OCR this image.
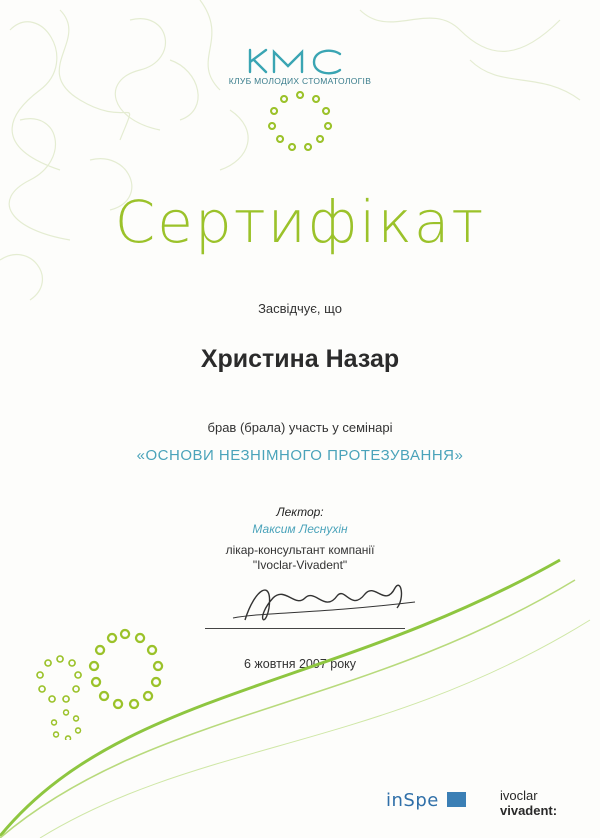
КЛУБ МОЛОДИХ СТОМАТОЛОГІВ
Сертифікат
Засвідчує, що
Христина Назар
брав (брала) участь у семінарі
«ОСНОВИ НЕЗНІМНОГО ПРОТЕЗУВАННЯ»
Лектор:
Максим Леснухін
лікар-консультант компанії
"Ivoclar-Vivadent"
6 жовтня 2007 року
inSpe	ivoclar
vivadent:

- [Stated task]:
Output the records above exactly; leave out the pictures.

- [Solution to the exercise]:
OCR this image.
КЛУБ МОЛОДИХ СТОМАТОЛОГІВ
Сертифікат
Засвідчує, що
Христина Назар
брав (брала) участь у семінарі
«ОСНОВИ НЕЗНІМНОГО ПРОТЕЗУВАННЯ»
Лектор:
Максим Леснухін
лікар-консультант компанії
"Ivoclar-Vivadent"
6 жовтня 2007 року
inSpe	ivoclar
vivadent:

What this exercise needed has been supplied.